Exercise details – Each record needs to be echoed exactly; can you do that?

Input –
________________________________________

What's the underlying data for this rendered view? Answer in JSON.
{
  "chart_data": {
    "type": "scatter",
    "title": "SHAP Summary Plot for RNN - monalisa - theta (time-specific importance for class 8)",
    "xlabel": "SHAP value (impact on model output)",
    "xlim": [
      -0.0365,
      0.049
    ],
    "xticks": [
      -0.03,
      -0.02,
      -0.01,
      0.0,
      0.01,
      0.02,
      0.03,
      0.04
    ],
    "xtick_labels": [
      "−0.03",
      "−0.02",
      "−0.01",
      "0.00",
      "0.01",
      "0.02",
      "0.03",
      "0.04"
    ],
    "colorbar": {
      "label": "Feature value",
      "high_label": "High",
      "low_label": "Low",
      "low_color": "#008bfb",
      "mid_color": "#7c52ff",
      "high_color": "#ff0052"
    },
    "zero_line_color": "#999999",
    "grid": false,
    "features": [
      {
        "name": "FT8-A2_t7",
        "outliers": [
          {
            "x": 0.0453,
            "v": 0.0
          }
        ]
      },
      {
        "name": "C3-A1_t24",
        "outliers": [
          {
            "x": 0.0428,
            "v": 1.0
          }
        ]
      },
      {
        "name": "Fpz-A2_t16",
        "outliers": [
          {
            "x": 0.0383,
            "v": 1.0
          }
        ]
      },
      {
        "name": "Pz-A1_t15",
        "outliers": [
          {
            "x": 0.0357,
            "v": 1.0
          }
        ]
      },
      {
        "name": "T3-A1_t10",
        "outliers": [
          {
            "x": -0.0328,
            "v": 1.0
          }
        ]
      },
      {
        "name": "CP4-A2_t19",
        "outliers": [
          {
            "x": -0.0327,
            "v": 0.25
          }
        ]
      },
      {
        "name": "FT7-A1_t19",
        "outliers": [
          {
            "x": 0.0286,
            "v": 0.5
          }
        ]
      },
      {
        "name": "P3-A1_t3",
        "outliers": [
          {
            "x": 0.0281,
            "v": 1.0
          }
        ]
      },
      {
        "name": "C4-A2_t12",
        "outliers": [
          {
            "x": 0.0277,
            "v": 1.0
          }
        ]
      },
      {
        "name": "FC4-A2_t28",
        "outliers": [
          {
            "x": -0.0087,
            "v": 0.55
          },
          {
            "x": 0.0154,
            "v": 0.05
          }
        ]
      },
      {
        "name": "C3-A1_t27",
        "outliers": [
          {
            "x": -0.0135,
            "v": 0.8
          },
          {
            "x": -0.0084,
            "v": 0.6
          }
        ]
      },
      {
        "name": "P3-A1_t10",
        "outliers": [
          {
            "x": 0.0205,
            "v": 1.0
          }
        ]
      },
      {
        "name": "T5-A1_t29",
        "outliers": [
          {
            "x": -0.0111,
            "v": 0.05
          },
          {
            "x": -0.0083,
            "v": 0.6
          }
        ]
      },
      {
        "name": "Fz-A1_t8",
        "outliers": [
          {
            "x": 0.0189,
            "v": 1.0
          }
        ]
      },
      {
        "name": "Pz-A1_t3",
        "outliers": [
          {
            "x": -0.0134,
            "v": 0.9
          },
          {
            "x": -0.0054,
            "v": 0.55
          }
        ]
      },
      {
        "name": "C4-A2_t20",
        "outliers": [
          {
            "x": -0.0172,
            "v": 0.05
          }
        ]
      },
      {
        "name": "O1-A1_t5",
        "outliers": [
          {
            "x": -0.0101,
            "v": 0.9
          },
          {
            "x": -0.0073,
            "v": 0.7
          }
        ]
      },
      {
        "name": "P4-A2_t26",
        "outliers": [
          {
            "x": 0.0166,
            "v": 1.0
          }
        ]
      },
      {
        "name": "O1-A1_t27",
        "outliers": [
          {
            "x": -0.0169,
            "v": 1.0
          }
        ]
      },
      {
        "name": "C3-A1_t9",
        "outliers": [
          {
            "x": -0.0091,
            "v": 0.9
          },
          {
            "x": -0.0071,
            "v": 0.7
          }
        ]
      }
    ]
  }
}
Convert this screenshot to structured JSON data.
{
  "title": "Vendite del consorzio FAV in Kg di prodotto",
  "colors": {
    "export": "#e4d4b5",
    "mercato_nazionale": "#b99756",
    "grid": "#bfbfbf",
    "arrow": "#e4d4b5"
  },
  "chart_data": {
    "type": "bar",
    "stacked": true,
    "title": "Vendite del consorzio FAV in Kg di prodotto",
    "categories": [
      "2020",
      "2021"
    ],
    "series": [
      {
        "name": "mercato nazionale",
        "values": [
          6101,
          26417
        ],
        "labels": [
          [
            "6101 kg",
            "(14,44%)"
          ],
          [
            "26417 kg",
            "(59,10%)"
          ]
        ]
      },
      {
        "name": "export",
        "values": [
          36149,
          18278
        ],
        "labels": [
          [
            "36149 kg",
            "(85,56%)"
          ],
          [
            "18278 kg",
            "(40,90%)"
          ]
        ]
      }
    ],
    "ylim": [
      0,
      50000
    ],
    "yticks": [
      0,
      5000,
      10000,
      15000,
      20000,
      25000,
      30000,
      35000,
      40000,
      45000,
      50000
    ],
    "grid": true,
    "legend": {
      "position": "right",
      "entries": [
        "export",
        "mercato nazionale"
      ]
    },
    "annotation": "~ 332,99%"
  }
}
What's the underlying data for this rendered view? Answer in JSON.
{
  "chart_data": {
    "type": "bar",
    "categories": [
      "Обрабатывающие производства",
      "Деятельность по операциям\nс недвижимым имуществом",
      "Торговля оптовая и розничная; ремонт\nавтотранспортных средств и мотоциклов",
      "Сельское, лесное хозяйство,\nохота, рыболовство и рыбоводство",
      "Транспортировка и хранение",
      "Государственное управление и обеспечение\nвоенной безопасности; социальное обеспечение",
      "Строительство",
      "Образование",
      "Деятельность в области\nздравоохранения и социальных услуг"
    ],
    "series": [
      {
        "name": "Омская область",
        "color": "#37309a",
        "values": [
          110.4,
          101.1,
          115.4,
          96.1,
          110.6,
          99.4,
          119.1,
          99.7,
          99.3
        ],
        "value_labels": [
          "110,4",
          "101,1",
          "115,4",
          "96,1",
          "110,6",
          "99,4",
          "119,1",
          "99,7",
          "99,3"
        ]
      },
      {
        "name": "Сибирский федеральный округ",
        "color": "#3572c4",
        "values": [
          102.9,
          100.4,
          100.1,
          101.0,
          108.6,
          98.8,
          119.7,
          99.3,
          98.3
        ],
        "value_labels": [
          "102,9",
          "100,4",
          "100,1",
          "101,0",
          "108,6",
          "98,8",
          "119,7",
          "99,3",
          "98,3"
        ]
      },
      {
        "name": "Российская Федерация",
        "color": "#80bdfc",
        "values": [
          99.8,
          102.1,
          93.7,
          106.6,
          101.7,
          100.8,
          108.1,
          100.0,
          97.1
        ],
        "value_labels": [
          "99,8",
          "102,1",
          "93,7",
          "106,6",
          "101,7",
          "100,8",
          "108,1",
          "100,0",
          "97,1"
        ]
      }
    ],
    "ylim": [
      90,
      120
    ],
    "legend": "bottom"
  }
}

________________________________________

Solved exercise –
What's the underlying data for this rendered view? Answer in JSON.
{
  "chart_data": {
    "type": "scatter",
    "title": "SHAP Summary Plot for RNN - monalisa - theta (time-specific importance for class 8)",
    "xlabel": "SHAP value (impact on model output)",
    "xlim": [
      -0.0365,
      0.049
    ],
    "xticks": [
      -0.03,
      -0.02,
      -0.01,
      0.0,
      0.01,
      0.02,
      0.03,
      0.04
    ],
    "xtick_labels": [
      "−0.03",
      "−0.02",
      "−0.01",
      "0.00",
      "0.01",
      "0.02",
      "0.03",
      "0.04"
    ],
    "colorbar": {
      "label": "Feature value",
      "high_label": "High",
      "low_label": "Low",
      "low_color": "#008bfb",
      "mid_color": "#7c52ff",
      "high_color": "#ff0052"
    },
    "zero_line_color": "#999999",
    "grid": false,
    "features": [
      {
        "name": "FT8-A2_t7",
        "outliers": [
          {
            "x": 0.0453,
            "v": 0.0
          }
        ]
      },
      {
        "name": "C3-A1_t24",
        "outliers": [
          {
            "x": 0.0428,
            "v": 1.0
          }
        ]
      },
      {
        "name": "Fpz-A2_t16",
        "outliers": [
          {
            "x": 0.0383,
            "v": 1.0
          }
        ]
      },
      {
        "name": "Pz-A1_t15",
        "outliers": [
          {
            "x": 0.0357,
            "v": 1.0
          }
        ]
      },
      {
        "name": "T3-A1_t10",
        "outliers": [
          {
            "x": -0.0328,
            "v": 1.0
          }
        ]
      },
      {
        "name": "CP4-A2_t19",
        "outliers": [
          {
            "x": -0.0327,
            "v": 0.25
          }
        ]
      },
      {
        "name": "FT7-A1_t19",
        "outliers": [
          {
            "x": 0.0286,
            "v": 0.5
          }
        ]
      },
      {
        "name": "P3-A1_t3",
        "outliers": [
          {
            "x": 0.0281,
            "v": 1.0
          }
        ]
      },
      {
        "name": "C4-A2_t12",
        "outliers": [
          {
            "x": 0.0277,
            "v": 1.0
          }
        ]
      },
      {
        "name": "FC4-A2_t28",
        "outliers": [
          {
            "x": -0.0087,
            "v": 0.55
          },
          {
            "x": 0.0154,
            "v": 0.05
          }
        ]
      },
      {
        "name": "C3-A1_t27",
        "outliers": [
          {
            "x": -0.0135,
            "v": 0.8
          },
          {
            "x": -0.0084,
            "v": 0.6
          }
        ]
      },
      {
        "name": "P3-A1_t10",
        "outliers": [
          {
            "x": 0.0205,
            "v": 1.0
          }
        ]
      },
      {
        "name": "T5-A1_t29",
        "outliers": [
          {
            "x": -0.0111,
            "v": 0.05
          },
          {
            "x": -0.0083,
            "v": 0.6
          }
        ]
      },
      {
        "name": "Fz-A1_t8",
        "outliers": [
          {
            "x": 0.0189,
            "v": 1.0
          }
        ]
      },
      {
        "name": "Pz-A1_t3",
        "outliers": [
          {
            "x": -0.0134,
            "v": 0.9
          },
          {
            "x": -0.0054,
            "v": 0.55
          }
        ]
      },
      {
        "name": "C4-A2_t20",
        "outliers": [
          {
            "x": -0.0172,
            "v": 0.05
          }
        ]
      },
      {
        "name": "O1-A1_t5",
        "outliers": [
          {
            "x": -0.0101,
            "v": 0.9
          },
          {
            "x": -0.0073,
            "v": 0.7
          }
        ]
      },
      {
        "name": "P4-A2_t26",
        "outliers": [
          {
            "x": 0.0166,
            "v": 1.0
          }
        ]
      },
      {
        "name": "O1-A1_t27",
        "outliers": [
          {
            "x": -0.0169,
            "v": 1.0
          }
        ]
      },
      {
        "name": "C3-A1_t9",
        "outliers": [
          {
            "x": -0.0091,
            "v": 0.9
          },
          {
            "x": -0.0071,
            "v": 0.7
          }
        ]
      }
    ]
  }
}
Convert this screenshot to structured JSON data.
{
  "title": "Vendite del consorzio FAV in Kg di prodotto",
  "colors": {
    "export": "#e4d4b5",
    "mercato_nazionale": "#b99756",
    "grid": "#bfbfbf",
    "arrow": "#e4d4b5"
  },
  "chart_data": {
    "type": "bar",
    "stacked": true,
    "title": "Vendite del consorzio FAV in Kg di prodotto",
    "categories": [
      "2020",
      "2021"
    ],
    "series": [
      {
        "name": "mercato nazionale",
        "values": [
          6101,
          26417
        ],
        "labels": [
          [
            "6101 kg",
            "(14,44%)"
          ],
          [
            "26417 kg",
            "(59,10%)"
          ]
        ]
      },
      {
        "name": "export",
        "values": [
          36149,
          18278
        ],
        "labels": [
          [
            "36149 kg",
            "(85,56%)"
          ],
          [
            "18278 kg",
            "(40,90%)"
          ]
        ]
      }
    ],
    "ylim": [
      0,
      50000
    ],
    "yticks": [
      0,
      5000,
      10000,
      15000,
      20000,
      25000,
      30000,
      35000,
      40000,
      45000,
      50000
    ],
    "grid": true,
    "legend": {
      "position": "right",
      "entries": [
        "export",
        "mercato nazionale"
      ]
    },
    "annotation": "~ 332,99%"
  }
}
What's the underlying data for this rendered view? Answer in JSON.
{
  "chart_data": {
    "type": "bar",
    "categories": [
      "Обрабатывающие производства",
      "Деятельность по операциям\nс недвижимым имуществом",
      "Торговля оптовая и розничная; ремонт\nавтотранспортных средств и мотоциклов",
      "Сельское, лесное хозяйство,\nохота, рыболовство и рыбоводство",
      "Транспортировка и хранение",
      "Государственное управление и обеспечение\nвоенной безопасности; социальное обеспечение",
      "Строительство",
      "Образование",
      "Деятельность в области\nздравоохранения и социальных услуг"
    ],
    "series": [
      {
        "name": "Омская область",
        "color": "#37309a",
        "values": [
          110.4,
          101.1,
          115.4,
          96.1,
          110.6,
          99.4,
          119.1,
          99.7,
          99.3
        ],
        "value_labels": [
          "110,4",
          "101,1",
          "115,4",
          "96,1",
          "110,6",
          "99,4",
          "119,1",
          "99,7",
          "99,3"
        ]
      },
      {
        "name": "Сибирский федеральный округ",
        "color": "#3572c4",
        "values": [
          102.9,
          100.4,
          100.1,
          101.0,
          108.6,
          98.8,
          119.7,
          99.3,
          98.3
        ],
        "value_labels": [
          "102,9",
          "100,4",
          "100,1",
          "101,0",
          "108,6",
          "98,8",
          "119,7",
          "99,3",
          "98,3"
        ]
      },
      {
        "name": "Российская Федерация",
        "color": "#80bdfc",
        "values": [
          99.8,
          102.1,
          93.7,
          106.6,
          101.7,
          100.8,
          108.1,
          100.0,
          97.1
        ],
        "value_labels": [
          "99,8",
          "102,1",
          "93,7",
          "106,6",
          "101,7",
          "100,8",
          "108,1",
          "100,0",
          "97,1"
        ]
      }
    ],
    "ylim": [
      90,
      120
    ],
    "legend": "bottom"
  }
}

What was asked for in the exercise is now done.